◆ Problem statement ◆
Of the lines in the entries, how many hold the word "color"? Give that number alone.

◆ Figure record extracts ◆
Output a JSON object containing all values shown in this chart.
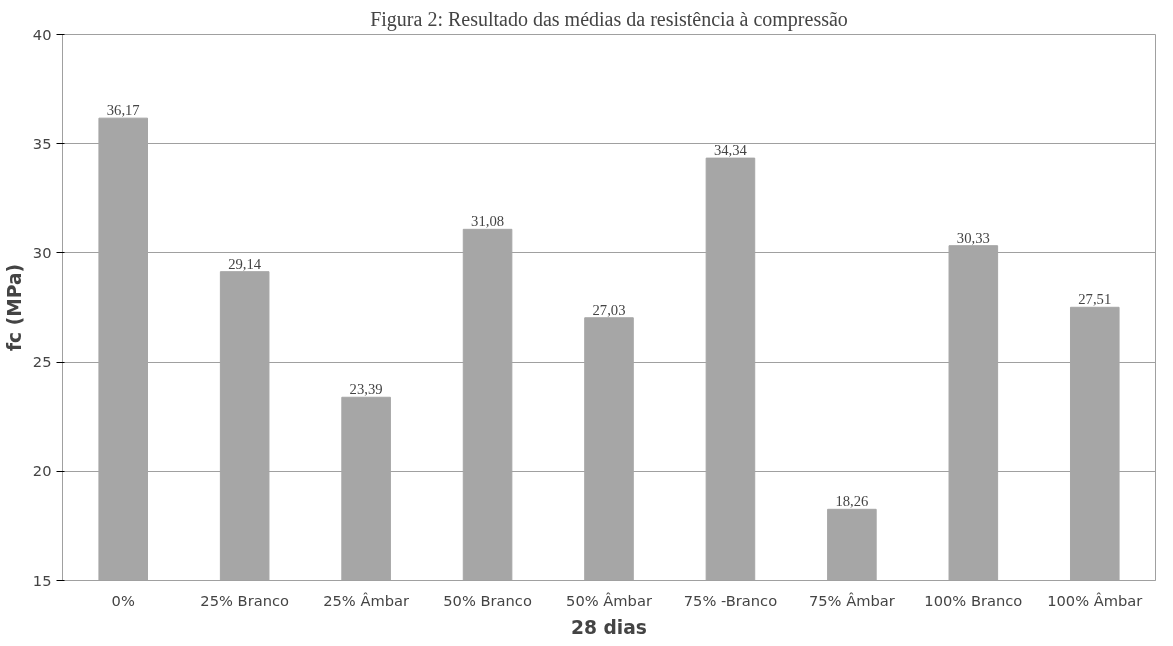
{
  "chart_data": {
    "type": "bar",
    "title": "Figura 2: Resultado das médias da resistência à compressão",
    "xlabel": "28 dias",
    "ylabel": "fc (MPa)",
    "categories": [
      "0%",
      "25% Branco",
      "25% Âmbar",
      "50% Branco",
      "50% Âmbar",
      "75% -Branco",
      "75% Âmbar",
      "100% Branco",
      "100% Âmbar"
    ],
    "values": [
      36.17,
      29.14,
      23.39,
      31.08,
      27.03,
      34.34,
      18.26,
      30.33,
      27.51
    ],
    "value_labels": [
      "36,17",
      "29,14",
      "23,39",
      "31,08",
      "27,03",
      "34,34",
      "18,26",
      "30,33",
      "27,51"
    ],
    "color": "#a6a6a6",
    "ylim": [
      15,
      40
    ],
    "yticks": [
      15,
      20,
      25,
      30,
      35,
      40
    ],
    "grid": "y"
  }
}
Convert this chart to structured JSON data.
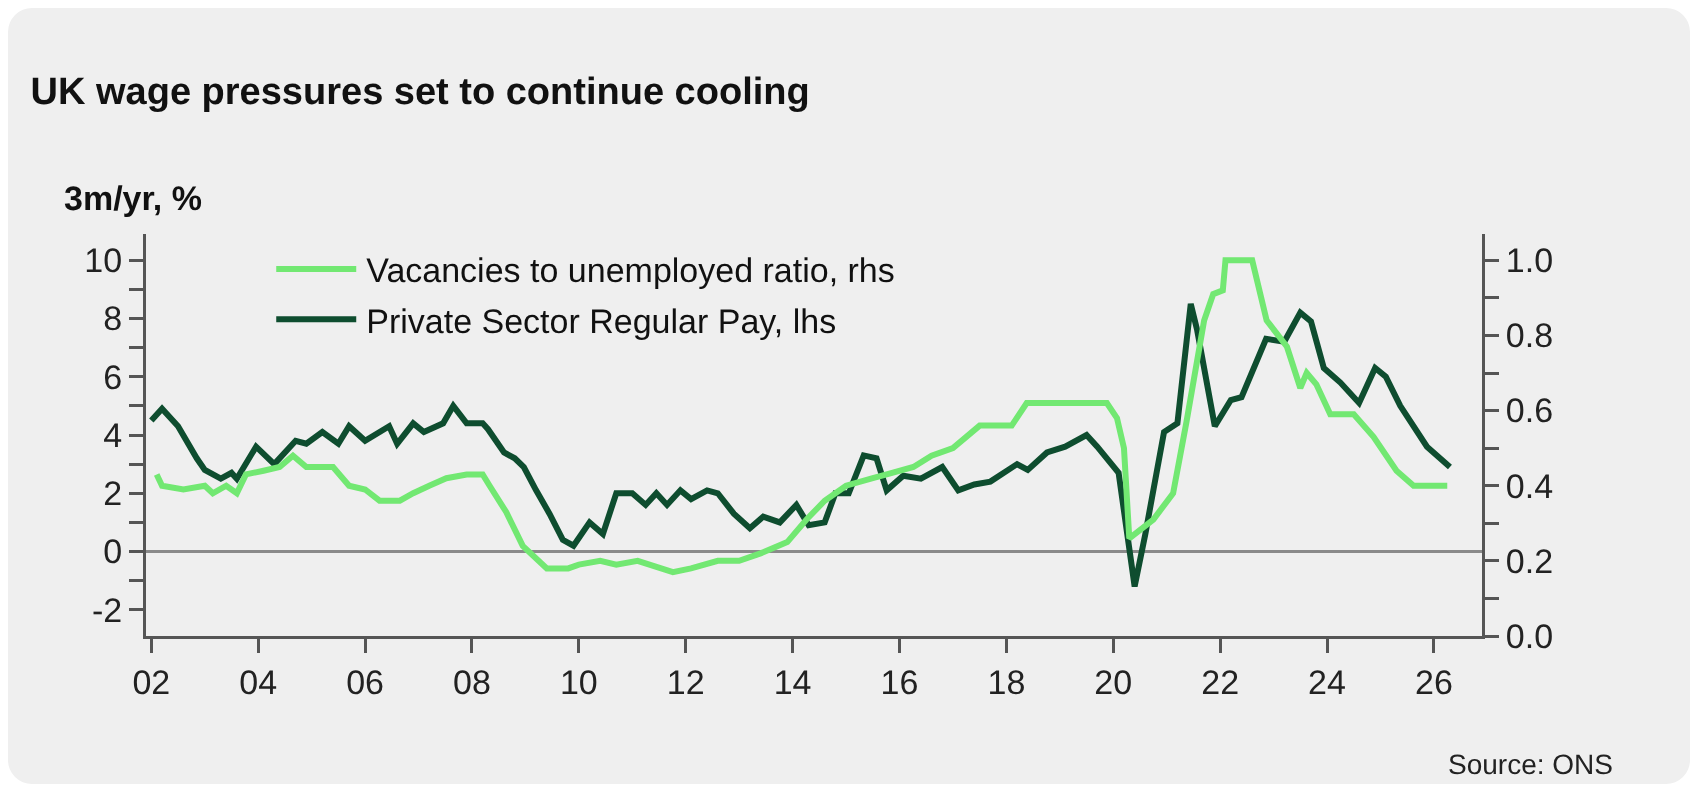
{
  "chart_data": {
    "type": "line",
    "title": "UK wage pressures set to continue cooling",
    "ylabel": "3m/yr, %",
    "annotations": [
      "Source: ONS"
    ],
    "xlim": [
      2001.9,
      2026.9
    ],
    "xticks": [
      {
        "value": 2002,
        "label": "02"
      },
      {
        "value": 2004,
        "label": "04"
      },
      {
        "value": 2006,
        "label": "06"
      },
      {
        "value": 2008,
        "label": "08"
      },
      {
        "value": 2010,
        "label": "10"
      },
      {
        "value": 2012,
        "label": "12"
      },
      {
        "value": 2014,
        "label": "14"
      },
      {
        "value": 2016,
        "label": "16"
      },
      {
        "value": 2018,
        "label": "18"
      },
      {
        "value": 2020,
        "label": "20"
      },
      {
        "value": 2022,
        "label": "22"
      },
      {
        "value": 2024,
        "label": "24"
      },
      {
        "value": 2026,
        "label": "26"
      }
    ],
    "ylim": [
      -2.9,
      10.9
    ],
    "yticks": [
      -2,
      {
        "value": -1,
        "label": null
      },
      0,
      {
        "value": 1,
        "label": null
      },
      2,
      {
        "value": 3,
        "label": null
      },
      4,
      {
        "value": 5,
        "label": null
      },
      6,
      {
        "value": 7,
        "label": null
      },
      8,
      {
        "value": 9,
        "label": null
      },
      10
    ],
    "y2lim": [
      0,
      1.07
    ],
    "y2ticks": [
      {
        "value": 0,
        "label": "0.0"
      },
      {
        "value": 0.1,
        "label": null
      },
      {
        "value": 0.2,
        "label": "0.2"
      },
      {
        "value": 0.3,
        "label": null
      },
      {
        "value": 0.4,
        "label": "0.4"
      },
      {
        "value": 0.5,
        "label": null
      },
      {
        "value": 0.6,
        "label": "0.6"
      },
      {
        "value": 0.7,
        "label": null
      },
      {
        "value": 0.8,
        "label": "0.8"
      },
      {
        "value": 0.9,
        "label": null
      },
      {
        "value": 1,
        "label": "1.0"
      }
    ],
    "grid": false,
    "legend": "top left",
    "marker": "none",
    "line_style": "solid",
    "ref_lines": [
      {
        "axis": "y",
        "value": 0,
        "color": "#8a8a8a"
      }
    ],
    "series": [
      {
        "name": "Vacancies to unemployed ratio, rhs",
        "color": "#72e872",
        "axis": "y2",
        "x": [
          2002.1,
          2002.2,
          2002.6,
          2003.0,
          2003.15,
          2003.4,
          2003.6,
          2003.77,
          2004.1,
          2004.4,
          2004.65,
          2004.9,
          2005.4,
          2005.7,
          2006.0,
          2006.27,
          2006.65,
          2006.9,
          2007.2,
          2007.52,
          2007.9,
          2008.2,
          2008.33,
          2008.64,
          2008.95,
          2009.4,
          2009.8,
          2010.0,
          2010.4,
          2010.7,
          2011.1,
          2011.76,
          2012.1,
          2012.6,
          2013.0,
          2013.4,
          2013.9,
          2014.26,
          2014.6,
          2015.0,
          2015.5,
          2015.76,
          2016.26,
          2016.6,
          2017.0,
          2017.25,
          2017.5,
          2018.1,
          2018.38,
          2019.88,
          2020.07,
          2020.2,
          2020.3,
          2020.75,
          2021.12,
          2021.37,
          2021.7,
          2021.87,
          2022.05,
          2022.1,
          2022.6,
          2022.87,
          2023.25,
          2023.5,
          2023.62,
          2023.8,
          2024.06,
          2024.5,
          2024.87,
          2025.3,
          2025.62,
          2026.25
        ],
        "values": [
          0.43,
          0.4,
          0.39,
          0.4,
          0.38,
          0.4,
          0.38,
          0.43,
          0.44,
          0.45,
          0.48,
          0.45,
          0.45,
          0.4,
          0.39,
          0.36,
          0.36,
          0.38,
          0.4,
          0.42,
          0.43,
          0.43,
          0.4,
          0.33,
          0.24,
          0.18,
          0.18,
          0.19,
          0.2,
          0.19,
          0.2,
          0.17,
          0.18,
          0.2,
          0.2,
          0.22,
          0.25,
          0.31,
          0.36,
          0.4,
          0.42,
          0.43,
          0.45,
          0.48,
          0.5,
          0.53,
          0.56,
          0.56,
          0.62,
          0.62,
          0.58,
          0.5,
          0.26,
          0.31,
          0.38,
          0.57,
          0.84,
          0.91,
          0.92,
          1.0,
          1.0,
          0.84,
          0.77,
          0.66,
          0.7,
          0.67,
          0.59,
          0.59,
          0.53,
          0.44,
          0.4,
          0.4
        ]
      },
      {
        "name": "Private Sector Regular Pay, lhs",
        "color": "#0e4d2f",
        "x": [
          2002.0,
          2002.2,
          2002.5,
          2002.85,
          2003.0,
          2003.3,
          2003.5,
          2003.6,
          2003.96,
          2004.3,
          2004.7,
          2004.9,
          2005.2,
          2005.5,
          2005.7,
          2006.0,
          2006.45,
          2006.6,
          2006.9,
          2007.1,
          2007.46,
          2007.65,
          2007.9,
          2008.2,
          2008.3,
          2008.6,
          2008.8,
          2008.97,
          2009.2,
          2009.45,
          2009.7,
          2009.9,
          2010.2,
          2010.45,
          2010.7,
          2011.0,
          2011.25,
          2011.45,
          2011.65,
          2011.9,
          2012.1,
          2012.4,
          2012.6,
          2012.9,
          2013.2,
          2013.45,
          2013.76,
          2014.07,
          2014.3,
          2014.6,
          2014.8,
          2015.05,
          2015.33,
          2015.57,
          2015.76,
          2016.07,
          2016.4,
          2016.8,
          2017.1,
          2017.4,
          2017.7,
          2018.2,
          2018.4,
          2018.76,
          2019.1,
          2019.5,
          2019.7,
          2020.1,
          2020.4,
          2020.6,
          2020.95,
          2021.2,
          2021.45,
          2021.57,
          2021.9,
          2022.2,
          2022.4,
          2022.86,
          2023.2,
          2023.5,
          2023.7,
          2023.94,
          2024.25,
          2024.6,
          2024.9,
          2025.1,
          2025.37,
          2025.87,
          2026.3
        ],
        "values": [
          4.5,
          4.9,
          4.3,
          3.2,
          2.8,
          2.5,
          2.7,
          2.5,
          3.6,
          3.0,
          3.8,
          3.7,
          4.1,
          3.7,
          4.3,
          3.8,
          4.3,
          3.7,
          4.4,
          4.1,
          4.4,
          5.0,
          4.4,
          4.4,
          4.2,
          3.4,
          3.2,
          2.9,
          2.1,
          1.3,
          0.4,
          0.2,
          1.0,
          0.6,
          2.0,
          2.0,
          1.6,
          2.0,
          1.6,
          2.1,
          1.8,
          2.1,
          2.0,
          1.3,
          0.8,
          1.2,
          1.0,
          1.6,
          0.9,
          1.0,
          2.0,
          2.0,
          3.3,
          3.2,
          2.1,
          2.6,
          2.5,
          2.9,
          2.1,
          2.3,
          2.4,
          3.0,
          2.8,
          3.4,
          3.6,
          4.0,
          3.6,
          2.7,
          -1.2,
          0.6,
          4.1,
          4.4,
          8.5,
          7.6,
          4.3,
          5.2,
          5.3,
          7.3,
          7.2,
          8.2,
          7.9,
          6.3,
          5.8,
          5.1,
          6.3,
          6.0,
          5.0,
          3.6,
          2.9
        ]
      }
    ]
  }
}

◆ Solution to this problem ◆
4